Source records:
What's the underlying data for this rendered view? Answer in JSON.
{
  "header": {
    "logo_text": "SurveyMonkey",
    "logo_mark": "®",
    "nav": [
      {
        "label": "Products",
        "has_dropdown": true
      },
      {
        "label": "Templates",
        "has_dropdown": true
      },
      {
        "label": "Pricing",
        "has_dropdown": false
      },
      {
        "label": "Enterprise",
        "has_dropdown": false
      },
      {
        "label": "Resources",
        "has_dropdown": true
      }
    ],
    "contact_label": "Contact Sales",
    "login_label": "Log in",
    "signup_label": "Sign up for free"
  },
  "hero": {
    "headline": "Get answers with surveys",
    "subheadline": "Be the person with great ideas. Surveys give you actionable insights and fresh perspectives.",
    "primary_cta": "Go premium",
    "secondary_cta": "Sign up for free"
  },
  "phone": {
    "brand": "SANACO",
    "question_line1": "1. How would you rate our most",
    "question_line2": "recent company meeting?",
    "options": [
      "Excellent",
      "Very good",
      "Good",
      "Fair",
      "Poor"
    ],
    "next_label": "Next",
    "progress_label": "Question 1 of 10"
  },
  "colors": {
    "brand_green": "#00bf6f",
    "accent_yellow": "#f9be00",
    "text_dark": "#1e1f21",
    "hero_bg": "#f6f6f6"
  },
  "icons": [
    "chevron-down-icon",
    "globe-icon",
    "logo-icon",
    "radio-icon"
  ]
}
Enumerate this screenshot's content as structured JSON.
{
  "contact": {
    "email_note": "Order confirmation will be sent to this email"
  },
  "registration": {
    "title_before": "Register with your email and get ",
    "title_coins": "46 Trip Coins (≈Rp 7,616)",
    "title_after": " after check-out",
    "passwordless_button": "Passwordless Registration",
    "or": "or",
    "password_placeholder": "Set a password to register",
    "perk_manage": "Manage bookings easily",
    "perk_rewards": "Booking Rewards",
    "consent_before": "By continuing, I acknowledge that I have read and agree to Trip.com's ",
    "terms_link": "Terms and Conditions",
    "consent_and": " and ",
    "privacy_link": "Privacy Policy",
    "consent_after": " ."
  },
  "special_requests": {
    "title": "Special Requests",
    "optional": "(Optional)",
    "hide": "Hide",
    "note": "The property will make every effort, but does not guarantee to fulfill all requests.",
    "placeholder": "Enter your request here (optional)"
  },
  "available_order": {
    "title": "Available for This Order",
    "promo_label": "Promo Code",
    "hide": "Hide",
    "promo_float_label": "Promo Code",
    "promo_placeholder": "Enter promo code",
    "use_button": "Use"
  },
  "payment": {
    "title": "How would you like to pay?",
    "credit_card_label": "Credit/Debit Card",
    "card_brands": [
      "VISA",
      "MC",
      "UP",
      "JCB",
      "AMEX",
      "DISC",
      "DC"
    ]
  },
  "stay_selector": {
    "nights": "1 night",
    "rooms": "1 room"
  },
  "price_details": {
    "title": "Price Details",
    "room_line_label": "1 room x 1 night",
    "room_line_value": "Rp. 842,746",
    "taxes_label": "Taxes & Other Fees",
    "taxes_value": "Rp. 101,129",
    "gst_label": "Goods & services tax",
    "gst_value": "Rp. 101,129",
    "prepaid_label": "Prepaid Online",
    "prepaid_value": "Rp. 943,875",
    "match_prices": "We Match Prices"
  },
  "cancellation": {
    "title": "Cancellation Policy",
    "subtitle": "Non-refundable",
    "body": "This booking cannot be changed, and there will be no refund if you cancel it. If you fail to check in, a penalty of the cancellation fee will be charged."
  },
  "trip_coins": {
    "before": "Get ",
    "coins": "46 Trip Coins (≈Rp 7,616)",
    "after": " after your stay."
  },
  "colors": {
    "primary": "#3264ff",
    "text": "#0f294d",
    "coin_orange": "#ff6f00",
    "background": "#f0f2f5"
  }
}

**Problem statement**
Retype the data exactly as given.

**Task solution**
What's the underlying data for this rendered view? Answer in JSON.
{
  "header": {
    "logo_text": "SurveyMonkey",
    "logo_mark": "®",
    "nav": [
      {
        "label": "Products",
        "has_dropdown": true
      },
      {
        "label": "Templates",
        "has_dropdown": true
      },
      {
        "label": "Pricing",
        "has_dropdown": false
      },
      {
        "label": "Enterprise",
        "has_dropdown": false
      },
      {
        "label": "Resources",
        "has_dropdown": true
      }
    ],
    "contact_label": "Contact Sales",
    "login_label": "Log in",
    "signup_label": "Sign up for free"
  },
  "hero": {
    "headline": "Get answers with surveys",
    "subheadline": "Be the person with great ideas. Surveys give you actionable insights and fresh perspectives.",
    "primary_cta": "Go premium",
    "secondary_cta": "Sign up for free"
  },
  "phone": {
    "brand": "SANACO",
    "question_line1": "1. How would you rate our most",
    "question_line2": "recent company meeting?",
    "options": [
      "Excellent",
      "Very good",
      "Good",
      "Fair",
      "Poor"
    ],
    "next_label": "Next",
    "progress_label": "Question 1 of 10"
  },
  "colors": {
    "brand_green": "#00bf6f",
    "accent_yellow": "#f9be00",
    "text_dark": "#1e1f21",
    "hero_bg": "#f6f6f6"
  },
  "icons": [
    "chevron-down-icon",
    "globe-icon",
    "logo-icon",
    "radio-icon"
  ]
}
Enumerate this screenshot's content as structured JSON.
{
  "contact": {
    "email_note": "Order confirmation will be sent to this email"
  },
  "registration": {
    "title_before": "Register with your email and get ",
    "title_coins": "46 Trip Coins (≈Rp 7,616)",
    "title_after": " after check-out",
    "passwordless_button": "Passwordless Registration",
    "or": "or",
    "password_placeholder": "Set a password to register",
    "perk_manage": "Manage bookings easily",
    "perk_rewards": "Booking Rewards",
    "consent_before": "By continuing, I acknowledge that I have read and agree to Trip.com's ",
    "terms_link": "Terms and Conditions",
    "consent_and": " and ",
    "privacy_link": "Privacy Policy",
    "consent_after": " ."
  },
  "special_requests": {
    "title": "Special Requests",
    "optional": "(Optional)",
    "hide": "Hide",
    "note": "The property will make every effort, but does not guarantee to fulfill all requests.",
    "placeholder": "Enter your request here (optional)"
  },
  "available_order": {
    "title": "Available for This Order",
    "promo_label": "Promo Code",
    "hide": "Hide",
    "promo_float_label": "Promo Code",
    "promo_placeholder": "Enter promo code",
    "use_button": "Use"
  },
  "payment": {
    "title": "How would you like to pay?",
    "credit_card_label": "Credit/Debit Card",
    "card_brands": [
      "VISA",
      "MC",
      "UP",
      "JCB",
      "AMEX",
      "DISC",
      "DC"
    ]
  },
  "stay_selector": {
    "nights": "1 night",
    "rooms": "1 room"
  },
  "price_details": {
    "title": "Price Details",
    "room_line_label": "1 room x 1 night",
    "room_line_value": "Rp. 842,746",
    "taxes_label": "Taxes & Other Fees",
    "taxes_value": "Rp. 101,129",
    "gst_label": "Goods & services tax",
    "gst_value": "Rp. 101,129",
    "prepaid_label": "Prepaid Online",
    "prepaid_value": "Rp. 943,875",
    "match_prices": "We Match Prices"
  },
  "cancellation": {
    "title": "Cancellation Policy",
    "subtitle": "Non-refundable",
    "body": "This booking cannot be changed, and there will be no refund if you cancel it. If you fail to check in, a penalty of the cancellation fee will be charged."
  },
  "trip_coins": {
    "before": "Get ",
    "coins": "46 Trip Coins (≈Rp 7,616)",
    "after": " after your stay."
  },
  "colors": {
    "primary": "#3264ff",
    "text": "#0f294d",
    "coin_orange": "#ff6f00",
    "background": "#f0f2f5"
  }
}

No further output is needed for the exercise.